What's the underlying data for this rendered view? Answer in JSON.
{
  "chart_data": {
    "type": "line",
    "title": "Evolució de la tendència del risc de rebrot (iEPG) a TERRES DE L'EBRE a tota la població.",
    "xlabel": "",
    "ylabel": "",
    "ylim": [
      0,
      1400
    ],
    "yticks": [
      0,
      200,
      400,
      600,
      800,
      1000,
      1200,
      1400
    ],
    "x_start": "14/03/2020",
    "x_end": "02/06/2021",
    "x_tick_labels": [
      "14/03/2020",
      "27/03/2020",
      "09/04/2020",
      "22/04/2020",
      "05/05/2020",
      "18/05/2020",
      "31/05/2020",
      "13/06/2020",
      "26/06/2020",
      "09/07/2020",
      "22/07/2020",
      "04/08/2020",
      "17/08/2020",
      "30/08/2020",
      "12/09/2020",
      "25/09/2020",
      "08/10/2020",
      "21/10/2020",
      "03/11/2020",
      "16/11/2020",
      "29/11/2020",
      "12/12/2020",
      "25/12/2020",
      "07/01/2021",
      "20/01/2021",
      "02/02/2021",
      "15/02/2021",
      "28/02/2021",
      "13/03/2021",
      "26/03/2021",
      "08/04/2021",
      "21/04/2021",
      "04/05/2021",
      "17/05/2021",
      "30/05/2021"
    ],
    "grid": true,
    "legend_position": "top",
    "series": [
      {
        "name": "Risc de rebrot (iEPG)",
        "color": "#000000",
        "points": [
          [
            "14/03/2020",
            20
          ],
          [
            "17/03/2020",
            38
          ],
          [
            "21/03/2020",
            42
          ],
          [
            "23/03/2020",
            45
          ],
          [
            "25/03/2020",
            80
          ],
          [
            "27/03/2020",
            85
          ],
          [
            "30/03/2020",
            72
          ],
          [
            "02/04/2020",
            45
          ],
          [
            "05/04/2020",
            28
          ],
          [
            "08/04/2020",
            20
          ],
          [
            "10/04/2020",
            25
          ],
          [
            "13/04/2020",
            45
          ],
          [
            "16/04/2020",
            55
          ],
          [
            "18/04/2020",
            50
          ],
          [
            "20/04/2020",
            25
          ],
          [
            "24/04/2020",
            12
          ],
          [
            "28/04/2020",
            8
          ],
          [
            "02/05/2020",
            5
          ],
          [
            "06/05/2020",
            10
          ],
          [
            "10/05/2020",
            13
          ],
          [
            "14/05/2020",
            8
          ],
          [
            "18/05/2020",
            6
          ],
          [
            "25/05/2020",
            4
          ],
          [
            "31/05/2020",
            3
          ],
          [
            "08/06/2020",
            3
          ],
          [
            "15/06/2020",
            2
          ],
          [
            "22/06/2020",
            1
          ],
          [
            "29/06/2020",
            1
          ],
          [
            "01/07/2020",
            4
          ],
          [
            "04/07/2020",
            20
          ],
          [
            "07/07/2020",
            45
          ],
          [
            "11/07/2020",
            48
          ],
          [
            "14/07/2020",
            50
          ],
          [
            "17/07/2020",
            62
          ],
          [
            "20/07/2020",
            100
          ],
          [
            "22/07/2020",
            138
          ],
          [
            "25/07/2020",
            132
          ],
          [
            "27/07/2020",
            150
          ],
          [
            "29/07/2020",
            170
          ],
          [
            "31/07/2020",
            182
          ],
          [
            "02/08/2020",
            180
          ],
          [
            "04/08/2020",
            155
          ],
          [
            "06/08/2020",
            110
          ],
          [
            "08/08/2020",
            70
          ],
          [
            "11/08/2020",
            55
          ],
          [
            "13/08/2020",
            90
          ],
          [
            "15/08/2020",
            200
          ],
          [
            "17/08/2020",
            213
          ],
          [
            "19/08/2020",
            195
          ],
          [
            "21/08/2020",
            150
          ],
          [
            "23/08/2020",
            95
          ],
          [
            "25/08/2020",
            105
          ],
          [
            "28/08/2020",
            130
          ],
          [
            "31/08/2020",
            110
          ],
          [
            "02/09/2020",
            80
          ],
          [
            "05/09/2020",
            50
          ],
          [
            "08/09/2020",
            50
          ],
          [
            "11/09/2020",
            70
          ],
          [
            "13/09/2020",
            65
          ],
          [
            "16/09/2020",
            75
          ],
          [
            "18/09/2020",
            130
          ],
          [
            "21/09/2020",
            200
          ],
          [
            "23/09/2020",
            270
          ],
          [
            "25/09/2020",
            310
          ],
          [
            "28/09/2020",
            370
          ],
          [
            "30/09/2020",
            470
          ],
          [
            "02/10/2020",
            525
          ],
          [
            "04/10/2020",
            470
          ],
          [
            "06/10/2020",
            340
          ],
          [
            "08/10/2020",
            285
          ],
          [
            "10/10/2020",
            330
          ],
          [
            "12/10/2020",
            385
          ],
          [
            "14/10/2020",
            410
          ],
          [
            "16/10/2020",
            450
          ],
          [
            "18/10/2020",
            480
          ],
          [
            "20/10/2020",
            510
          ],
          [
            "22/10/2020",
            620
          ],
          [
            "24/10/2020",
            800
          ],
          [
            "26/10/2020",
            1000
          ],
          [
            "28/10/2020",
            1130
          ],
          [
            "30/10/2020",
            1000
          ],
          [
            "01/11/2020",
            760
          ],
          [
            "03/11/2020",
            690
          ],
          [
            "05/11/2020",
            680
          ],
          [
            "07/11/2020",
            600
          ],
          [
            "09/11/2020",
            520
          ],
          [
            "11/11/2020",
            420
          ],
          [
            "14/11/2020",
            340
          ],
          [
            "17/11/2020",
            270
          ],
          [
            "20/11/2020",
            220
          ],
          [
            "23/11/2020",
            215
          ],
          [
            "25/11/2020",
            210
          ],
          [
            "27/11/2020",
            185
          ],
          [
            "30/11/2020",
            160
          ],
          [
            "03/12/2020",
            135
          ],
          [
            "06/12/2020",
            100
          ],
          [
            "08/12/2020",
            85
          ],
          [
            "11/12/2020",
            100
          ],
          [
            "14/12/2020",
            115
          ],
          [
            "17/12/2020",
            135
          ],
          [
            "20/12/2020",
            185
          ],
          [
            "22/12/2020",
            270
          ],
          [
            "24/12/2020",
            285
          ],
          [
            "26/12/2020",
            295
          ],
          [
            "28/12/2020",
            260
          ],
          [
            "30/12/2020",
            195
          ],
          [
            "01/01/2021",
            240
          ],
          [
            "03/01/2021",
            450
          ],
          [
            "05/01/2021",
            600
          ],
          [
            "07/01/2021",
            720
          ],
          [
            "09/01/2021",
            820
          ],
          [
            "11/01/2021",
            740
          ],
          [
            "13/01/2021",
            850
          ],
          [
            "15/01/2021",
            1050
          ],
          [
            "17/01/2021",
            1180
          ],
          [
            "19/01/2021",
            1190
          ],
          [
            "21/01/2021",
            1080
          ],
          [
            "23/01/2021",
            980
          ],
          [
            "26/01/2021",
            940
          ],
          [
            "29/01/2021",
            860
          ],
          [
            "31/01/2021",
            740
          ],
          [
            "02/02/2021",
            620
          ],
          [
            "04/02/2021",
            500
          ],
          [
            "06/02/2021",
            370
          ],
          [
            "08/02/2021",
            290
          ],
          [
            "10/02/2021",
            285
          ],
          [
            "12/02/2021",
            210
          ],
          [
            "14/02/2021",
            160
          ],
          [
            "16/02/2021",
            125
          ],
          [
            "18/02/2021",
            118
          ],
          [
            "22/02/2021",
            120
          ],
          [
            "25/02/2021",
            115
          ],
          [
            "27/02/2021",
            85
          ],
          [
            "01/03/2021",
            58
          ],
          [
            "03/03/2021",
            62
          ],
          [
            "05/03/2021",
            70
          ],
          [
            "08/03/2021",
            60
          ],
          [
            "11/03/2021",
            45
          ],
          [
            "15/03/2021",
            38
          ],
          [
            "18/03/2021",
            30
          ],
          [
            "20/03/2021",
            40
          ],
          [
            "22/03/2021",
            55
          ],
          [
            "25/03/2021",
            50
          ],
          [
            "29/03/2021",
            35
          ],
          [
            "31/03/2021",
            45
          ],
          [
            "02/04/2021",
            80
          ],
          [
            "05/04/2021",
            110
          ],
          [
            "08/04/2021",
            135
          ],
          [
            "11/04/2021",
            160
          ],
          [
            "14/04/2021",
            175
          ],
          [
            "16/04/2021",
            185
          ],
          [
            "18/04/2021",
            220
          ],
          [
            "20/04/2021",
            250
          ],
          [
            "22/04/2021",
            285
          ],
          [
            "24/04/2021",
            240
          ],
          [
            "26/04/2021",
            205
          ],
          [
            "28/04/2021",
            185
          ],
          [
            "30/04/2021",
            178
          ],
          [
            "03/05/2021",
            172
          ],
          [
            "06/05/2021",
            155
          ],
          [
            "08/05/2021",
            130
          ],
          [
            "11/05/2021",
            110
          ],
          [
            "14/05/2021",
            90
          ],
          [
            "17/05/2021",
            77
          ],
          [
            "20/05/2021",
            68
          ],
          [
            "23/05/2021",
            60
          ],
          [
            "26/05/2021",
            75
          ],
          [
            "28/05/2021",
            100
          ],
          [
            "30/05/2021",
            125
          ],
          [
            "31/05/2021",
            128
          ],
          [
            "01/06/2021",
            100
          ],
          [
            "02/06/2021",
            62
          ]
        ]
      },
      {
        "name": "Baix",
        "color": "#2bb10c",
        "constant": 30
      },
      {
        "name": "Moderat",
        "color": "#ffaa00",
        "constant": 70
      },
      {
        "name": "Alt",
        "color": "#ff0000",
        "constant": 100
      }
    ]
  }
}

▶ _AIM_
Work through the records line by line and tally those holding "color". Reply with the number alone.

▶ _RESULT OF THIS EXERCISE_
4